⟨

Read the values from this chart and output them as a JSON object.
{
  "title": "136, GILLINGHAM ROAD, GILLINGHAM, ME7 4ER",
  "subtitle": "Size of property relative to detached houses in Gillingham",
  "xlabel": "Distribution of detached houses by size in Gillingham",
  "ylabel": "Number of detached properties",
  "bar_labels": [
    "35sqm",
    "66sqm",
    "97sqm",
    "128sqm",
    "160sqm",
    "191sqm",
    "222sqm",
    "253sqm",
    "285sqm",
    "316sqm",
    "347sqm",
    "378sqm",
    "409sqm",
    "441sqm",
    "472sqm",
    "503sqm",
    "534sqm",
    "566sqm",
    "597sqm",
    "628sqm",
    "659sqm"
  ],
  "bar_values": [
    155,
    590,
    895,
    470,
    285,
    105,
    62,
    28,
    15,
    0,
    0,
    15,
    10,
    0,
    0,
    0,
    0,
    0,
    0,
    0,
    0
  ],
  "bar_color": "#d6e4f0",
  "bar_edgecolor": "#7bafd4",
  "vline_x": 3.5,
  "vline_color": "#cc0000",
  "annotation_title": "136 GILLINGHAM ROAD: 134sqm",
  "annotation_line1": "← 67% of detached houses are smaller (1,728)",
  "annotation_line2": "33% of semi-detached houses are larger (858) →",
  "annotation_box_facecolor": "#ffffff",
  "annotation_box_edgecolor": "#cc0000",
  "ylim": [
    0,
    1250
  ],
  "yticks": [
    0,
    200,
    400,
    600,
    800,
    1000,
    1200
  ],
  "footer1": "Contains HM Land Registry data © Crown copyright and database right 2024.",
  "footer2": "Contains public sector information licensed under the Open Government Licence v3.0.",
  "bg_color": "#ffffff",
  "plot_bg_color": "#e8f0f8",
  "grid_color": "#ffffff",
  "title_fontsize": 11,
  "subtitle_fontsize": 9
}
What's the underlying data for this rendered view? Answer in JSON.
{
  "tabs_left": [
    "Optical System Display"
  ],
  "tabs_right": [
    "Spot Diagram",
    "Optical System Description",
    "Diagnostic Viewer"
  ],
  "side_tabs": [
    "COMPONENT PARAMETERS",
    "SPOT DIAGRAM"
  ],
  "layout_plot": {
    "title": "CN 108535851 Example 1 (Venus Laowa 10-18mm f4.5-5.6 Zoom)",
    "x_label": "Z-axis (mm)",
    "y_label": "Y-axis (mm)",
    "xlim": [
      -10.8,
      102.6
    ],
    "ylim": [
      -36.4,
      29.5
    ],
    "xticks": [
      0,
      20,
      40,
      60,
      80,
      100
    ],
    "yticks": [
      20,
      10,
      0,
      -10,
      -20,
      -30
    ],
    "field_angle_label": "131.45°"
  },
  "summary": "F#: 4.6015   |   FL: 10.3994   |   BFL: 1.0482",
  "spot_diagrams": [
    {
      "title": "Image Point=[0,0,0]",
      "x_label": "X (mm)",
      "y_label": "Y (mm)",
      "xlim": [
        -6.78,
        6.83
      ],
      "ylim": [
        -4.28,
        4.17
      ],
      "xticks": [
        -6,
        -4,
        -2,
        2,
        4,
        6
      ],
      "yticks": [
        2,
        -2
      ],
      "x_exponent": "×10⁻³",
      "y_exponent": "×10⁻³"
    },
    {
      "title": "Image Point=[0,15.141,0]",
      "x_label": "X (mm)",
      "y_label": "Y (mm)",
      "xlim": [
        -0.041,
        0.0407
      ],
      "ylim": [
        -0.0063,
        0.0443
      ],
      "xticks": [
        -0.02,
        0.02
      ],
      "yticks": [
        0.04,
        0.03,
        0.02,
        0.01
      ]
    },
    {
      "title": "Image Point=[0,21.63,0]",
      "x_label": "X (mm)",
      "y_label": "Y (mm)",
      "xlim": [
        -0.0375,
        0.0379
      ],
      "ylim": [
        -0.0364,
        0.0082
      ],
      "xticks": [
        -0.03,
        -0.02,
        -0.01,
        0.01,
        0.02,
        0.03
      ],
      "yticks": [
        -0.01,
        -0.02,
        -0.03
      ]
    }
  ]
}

⟩

-- TASK INSTRUCTIONS --
Output the listing above without altering a single character.

-- EXERCISE RESULT --
Read the values from this chart and output them as a JSON object.
{
  "title": "136, GILLINGHAM ROAD, GILLINGHAM, ME7 4ER",
  "subtitle": "Size of property relative to detached houses in Gillingham",
  "xlabel": "Distribution of detached houses by size in Gillingham",
  "ylabel": "Number of detached properties",
  "bar_labels": [
    "35sqm",
    "66sqm",
    "97sqm",
    "128sqm",
    "160sqm",
    "191sqm",
    "222sqm",
    "253sqm",
    "285sqm",
    "316sqm",
    "347sqm",
    "378sqm",
    "409sqm",
    "441sqm",
    "472sqm",
    "503sqm",
    "534sqm",
    "566sqm",
    "597sqm",
    "628sqm",
    "659sqm"
  ],
  "bar_values": [
    155,
    590,
    895,
    470,
    285,
    105,
    62,
    28,
    15,
    0,
    0,
    15,
    10,
    0,
    0,
    0,
    0,
    0,
    0,
    0,
    0
  ],
  "bar_color": "#d6e4f0",
  "bar_edgecolor": "#7bafd4",
  "vline_x": 3.5,
  "vline_color": "#cc0000",
  "annotation_title": "136 GILLINGHAM ROAD: 134sqm",
  "annotation_line1": "← 67% of detached houses are smaller (1,728)",
  "annotation_line2": "33% of semi-detached houses are larger (858) →",
  "annotation_box_facecolor": "#ffffff",
  "annotation_box_edgecolor": "#cc0000",
  "ylim": [
    0,
    1250
  ],
  "yticks": [
    0,
    200,
    400,
    600,
    800,
    1000,
    1200
  ],
  "footer1": "Contains HM Land Registry data © Crown copyright and database right 2024.",
  "footer2": "Contains public sector information licensed under the Open Government Licence v3.0.",
  "bg_color": "#ffffff",
  "plot_bg_color": "#e8f0f8",
  "grid_color": "#ffffff",
  "title_fontsize": 11,
  "subtitle_fontsize": 9
}
What's the underlying data for this rendered view? Answer in JSON.
{
  "tabs_left": [
    "Optical System Display"
  ],
  "tabs_right": [
    "Spot Diagram",
    "Optical System Description",
    "Diagnostic Viewer"
  ],
  "side_tabs": [
    "COMPONENT PARAMETERS",
    "SPOT DIAGRAM"
  ],
  "layout_plot": {
    "title": "CN 108535851 Example 1 (Venus Laowa 10-18mm f4.5-5.6 Zoom)",
    "x_label": "Z-axis (mm)",
    "y_label": "Y-axis (mm)",
    "xlim": [
      -10.8,
      102.6
    ],
    "ylim": [
      -36.4,
      29.5
    ],
    "xticks": [
      0,
      20,
      40,
      60,
      80,
      100
    ],
    "yticks": [
      20,
      10,
      0,
      -10,
      -20,
      -30
    ],
    "field_angle_label": "131.45°"
  },
  "summary": "F#: 4.6015   |   FL: 10.3994   |   BFL: 1.0482",
  "spot_diagrams": [
    {
      "title": "Image Point=[0,0,0]",
      "x_label": "X (mm)",
      "y_label": "Y (mm)",
      "xlim": [
        -6.78,
        6.83
      ],
      "ylim": [
        -4.28,
        4.17
      ],
      "xticks": [
        -6,
        -4,
        -2,
        2,
        4,
        6
      ],
      "yticks": [
        2,
        -2
      ],
      "x_exponent": "×10⁻³",
      "y_exponent": "×10⁻³"
    },
    {
      "title": "Image Point=[0,15.141,0]",
      "x_label": "X (mm)",
      "y_label": "Y (mm)",
      "xlim": [
        -0.041,
        0.0407
      ],
      "ylim": [
        -0.0063,
        0.0443
      ],
      "xticks": [
        -0.02,
        0.02
      ],
      "yticks": [
        0.04,
        0.03,
        0.02,
        0.01
      ]
    },
    {
      "title": "Image Point=[0,21.63,0]",
      "x_label": "X (mm)",
      "y_label": "Y (mm)",
      "xlim": [
        -0.0375,
        0.0379
      ],
      "ylim": [
        -0.0364,
        0.0082
      ],
      "xticks": [
        -0.03,
        -0.02,
        -0.01,
        0.01,
        0.02,
        0.03
      ],
      "yticks": [
        -0.01,
        -0.02,
        -0.03
      ]
    }
  ]
}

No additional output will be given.